_EXCERPT PROVIDED_.
'''
For Canadians who are retiring this year, the question will come up: Are you richer than you think?
It's a fair question, both for those looking at macro-economic trends and ordinary people looking at their own personal finances. According to Canada's Urban Futures Institute, about 425,000 Canadians will retire each year by 2020, and some 9.8 million Canadian baby boomers are already approaching retirement.
Boomers face a barrage of stories suggesting that their demographic group is ill-prepared. A survey by Royal Bank of Canada in early 2017 found that nearly half of Canadians 55 or older believed they were not on track with their savings for retirement.
In the survey of 2,033 adult Canadians, conducted by Ipsos Reid, 46 per cent of respondents said their top concern was whether they will have enough money.
On the other hand, the markets, which are theoretically a huge repository for boomers' retirement savings, have done well in recent years, despite a recent correction. Even the lacklustre Canada S&P/TSX Index, burdened by low energy prices, reached a record last year before settling down a bit in recent weeks.
U.S. markets have been even more robust, leading President Donald Trump to boast – precorrection – that Americans should focus on their 401(k) retirement accounts (similar to registered retirement savings accounts in Canada). The difficulty with optimism over the markets, however, is that it's irrelevant for about half of Americans, who have no investment in retirement accounts.
'''
_RAW DATA_.
'''
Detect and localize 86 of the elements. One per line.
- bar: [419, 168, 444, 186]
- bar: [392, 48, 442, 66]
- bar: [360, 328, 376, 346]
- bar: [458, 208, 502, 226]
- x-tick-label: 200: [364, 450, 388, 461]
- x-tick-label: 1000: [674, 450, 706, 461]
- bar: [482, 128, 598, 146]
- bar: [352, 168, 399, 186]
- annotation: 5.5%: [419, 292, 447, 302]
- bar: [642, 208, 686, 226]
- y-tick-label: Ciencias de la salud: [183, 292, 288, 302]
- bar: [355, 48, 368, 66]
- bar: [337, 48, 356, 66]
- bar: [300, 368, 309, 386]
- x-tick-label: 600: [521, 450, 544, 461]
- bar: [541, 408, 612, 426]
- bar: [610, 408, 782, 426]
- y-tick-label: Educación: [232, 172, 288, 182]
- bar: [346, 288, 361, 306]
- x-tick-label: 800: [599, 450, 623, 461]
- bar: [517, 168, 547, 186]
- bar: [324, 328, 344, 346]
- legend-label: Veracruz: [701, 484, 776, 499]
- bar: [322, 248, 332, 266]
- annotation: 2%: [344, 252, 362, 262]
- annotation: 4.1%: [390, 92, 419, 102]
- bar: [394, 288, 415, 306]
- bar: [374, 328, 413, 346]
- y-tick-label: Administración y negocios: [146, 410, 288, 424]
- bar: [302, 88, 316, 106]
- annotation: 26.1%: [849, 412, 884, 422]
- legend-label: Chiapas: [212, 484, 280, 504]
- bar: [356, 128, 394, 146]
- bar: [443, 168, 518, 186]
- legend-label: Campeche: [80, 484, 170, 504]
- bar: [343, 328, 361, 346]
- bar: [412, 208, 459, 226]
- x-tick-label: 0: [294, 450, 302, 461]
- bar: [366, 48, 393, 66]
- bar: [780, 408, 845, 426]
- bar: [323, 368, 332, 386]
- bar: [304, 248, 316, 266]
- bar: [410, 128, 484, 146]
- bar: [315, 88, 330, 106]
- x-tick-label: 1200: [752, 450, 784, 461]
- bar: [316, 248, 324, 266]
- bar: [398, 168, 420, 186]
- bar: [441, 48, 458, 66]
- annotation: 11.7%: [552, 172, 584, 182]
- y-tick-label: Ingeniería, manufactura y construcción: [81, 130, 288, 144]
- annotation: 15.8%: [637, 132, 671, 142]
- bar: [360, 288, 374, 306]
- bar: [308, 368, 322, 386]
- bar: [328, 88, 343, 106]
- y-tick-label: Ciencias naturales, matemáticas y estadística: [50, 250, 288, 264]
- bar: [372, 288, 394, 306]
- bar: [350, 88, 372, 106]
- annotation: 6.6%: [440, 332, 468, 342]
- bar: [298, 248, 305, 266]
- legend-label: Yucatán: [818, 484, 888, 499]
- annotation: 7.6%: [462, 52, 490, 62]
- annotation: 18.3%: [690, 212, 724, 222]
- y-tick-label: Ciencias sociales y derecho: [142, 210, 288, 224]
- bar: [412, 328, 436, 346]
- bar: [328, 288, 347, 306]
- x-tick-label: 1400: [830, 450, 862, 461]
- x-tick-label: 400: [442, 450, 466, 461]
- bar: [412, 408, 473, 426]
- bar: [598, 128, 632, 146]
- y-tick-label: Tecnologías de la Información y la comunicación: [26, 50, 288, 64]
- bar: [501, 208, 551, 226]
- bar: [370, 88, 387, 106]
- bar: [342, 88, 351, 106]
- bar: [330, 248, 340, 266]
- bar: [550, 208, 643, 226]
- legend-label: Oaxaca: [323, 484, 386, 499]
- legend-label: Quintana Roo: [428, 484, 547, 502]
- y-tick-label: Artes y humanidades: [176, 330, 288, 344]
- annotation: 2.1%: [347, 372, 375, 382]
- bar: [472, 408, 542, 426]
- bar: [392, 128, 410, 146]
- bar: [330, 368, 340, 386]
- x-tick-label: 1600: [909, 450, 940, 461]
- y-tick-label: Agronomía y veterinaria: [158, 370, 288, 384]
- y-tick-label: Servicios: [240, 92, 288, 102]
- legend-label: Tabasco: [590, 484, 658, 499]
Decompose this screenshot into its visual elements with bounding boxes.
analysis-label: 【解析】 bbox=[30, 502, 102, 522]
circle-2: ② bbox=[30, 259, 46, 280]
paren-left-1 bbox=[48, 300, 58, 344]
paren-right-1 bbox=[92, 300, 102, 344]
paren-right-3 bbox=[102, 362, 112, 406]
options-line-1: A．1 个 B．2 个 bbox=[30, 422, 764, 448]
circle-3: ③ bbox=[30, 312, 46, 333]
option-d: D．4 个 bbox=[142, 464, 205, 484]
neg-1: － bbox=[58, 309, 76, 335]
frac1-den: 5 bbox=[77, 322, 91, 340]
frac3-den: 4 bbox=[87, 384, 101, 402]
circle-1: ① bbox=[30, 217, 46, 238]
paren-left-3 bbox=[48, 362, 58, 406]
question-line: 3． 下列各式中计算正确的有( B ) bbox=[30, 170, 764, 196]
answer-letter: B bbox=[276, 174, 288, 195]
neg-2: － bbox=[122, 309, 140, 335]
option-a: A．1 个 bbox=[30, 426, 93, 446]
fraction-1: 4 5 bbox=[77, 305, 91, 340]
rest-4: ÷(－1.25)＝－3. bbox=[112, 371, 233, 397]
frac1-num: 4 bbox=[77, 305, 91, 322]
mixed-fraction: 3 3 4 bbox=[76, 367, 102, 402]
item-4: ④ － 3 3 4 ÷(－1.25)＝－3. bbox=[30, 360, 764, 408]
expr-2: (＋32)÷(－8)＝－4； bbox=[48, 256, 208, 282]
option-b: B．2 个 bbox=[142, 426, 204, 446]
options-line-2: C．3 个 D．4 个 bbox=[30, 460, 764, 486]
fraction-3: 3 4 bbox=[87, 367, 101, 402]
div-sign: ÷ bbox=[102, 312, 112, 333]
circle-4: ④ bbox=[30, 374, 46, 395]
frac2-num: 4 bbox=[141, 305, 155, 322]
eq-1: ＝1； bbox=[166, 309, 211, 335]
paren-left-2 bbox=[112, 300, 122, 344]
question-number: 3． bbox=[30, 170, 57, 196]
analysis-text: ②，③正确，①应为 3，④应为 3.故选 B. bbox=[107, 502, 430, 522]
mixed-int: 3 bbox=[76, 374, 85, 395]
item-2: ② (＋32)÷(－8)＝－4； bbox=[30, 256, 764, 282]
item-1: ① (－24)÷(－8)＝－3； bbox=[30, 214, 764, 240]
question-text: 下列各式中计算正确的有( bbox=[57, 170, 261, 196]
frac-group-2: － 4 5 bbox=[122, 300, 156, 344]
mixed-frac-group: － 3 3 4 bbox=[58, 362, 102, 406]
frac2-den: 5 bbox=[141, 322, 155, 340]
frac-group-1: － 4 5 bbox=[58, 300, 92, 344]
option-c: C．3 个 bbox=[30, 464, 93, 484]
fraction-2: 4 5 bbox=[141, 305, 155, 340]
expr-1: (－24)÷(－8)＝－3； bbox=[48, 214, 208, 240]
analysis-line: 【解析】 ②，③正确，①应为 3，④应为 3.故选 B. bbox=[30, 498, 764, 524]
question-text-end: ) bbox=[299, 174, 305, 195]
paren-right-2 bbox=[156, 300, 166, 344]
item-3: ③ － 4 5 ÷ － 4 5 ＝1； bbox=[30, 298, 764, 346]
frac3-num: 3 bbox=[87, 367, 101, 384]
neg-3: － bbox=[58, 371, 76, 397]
'''
_QUESTIONS_.
1) Reproduce the retirement article word for word, everything from "On the other" down to "in retirement accounts.".
2) According to the retirement article, what difficulty does optimism over the markets have, and what reason does the article give for it? Answer in one to three sentences.
3) Write the next part of the retirement article, beginning after its final sentence.

_RESPONSES TO THE TASKS_.
1)
On the other hand, the markets, which are theoretically a huge repository for boomers' retirement savings, have done well in recent years, despite a recent correction. Even the lacklustre Canada S&P/TSX Index, burdened by low energy prices, reached a record last year before settling down a bit in recent weeks.
U.S. markets have been even more robust, leading President Donald Trump to boast – precorrection – that Americans should focus on their 401(k) retirement accounts (similar to registered retirement savings accounts in Canada). The difficulty with optimism over the markets, however, is that it's irrelevant for about half of Americans, who have no investment in retirement accounts.

2) The article says optimism over the markets is irrelevant for about half of Americans. This is because that half has no investment in retirement accounts.

3)
The situation appears to be similar in Canada, where a 2015 survey by BlackRock found that only 47 per cent contribute to RRSPs and 42 per cent to tax-free savings accounts.
The BlackRock survey also found that only 40 per cent said they have some idea of how much money they need to retire. A third said they had no idea at all.
The picture of masses of uninformed Canadians who are not ready to face the expenses of retirement is not entirely accurate either, according to research by actuary Malcolm Hamilton, senior fellow at the C.D. Howe Institute.
"Canadians are reasonably well prepared for retirement," he said in a 2015 commentary, Do Canadians Save Too Little?, published by the institute.
Mr. Hamilton analyzed the savings patterns of Canadians and looked at various sources of income available to retirees – the 35 per cent of us (in 2015) who participated in company pension plans, as well as Canada/Quebec Pension Plan funds, Old Age Security and savings from RRSPs, tax-free accounts and other sources such as family.
"Most save more than the 5 per cent household saving rate [seen as necessary for a comfortable retirement]. Most can retire comfortably on less than the traditional 70 per cent replacement target [the percentage of one's former working income most people can expect to live on reasonably comfortably after retiring]," he said.
In fact, Mr. Hamilton added, "the greatest challenges come early in their adult lives when the burdens of acquiring a home and supporting young children strain the family budget. After that, things get easier."
He also noted that the way Canadians handle retirement does not indicate that things are as bad as some prognosticators make out.
"Most [Canadians] retire voluntarily before the age of 65. In retirement they spend less than they could – choosing not to access their largest asset, the equity in their homes," he said.
"They do not annuitize their savings even though this would allow them to spend more with confidence. They do not maximize their RRSP/RRIF withdrawals. They do not like to encroach on capital. They continue to save, to donate to charity and to financially support children who need help."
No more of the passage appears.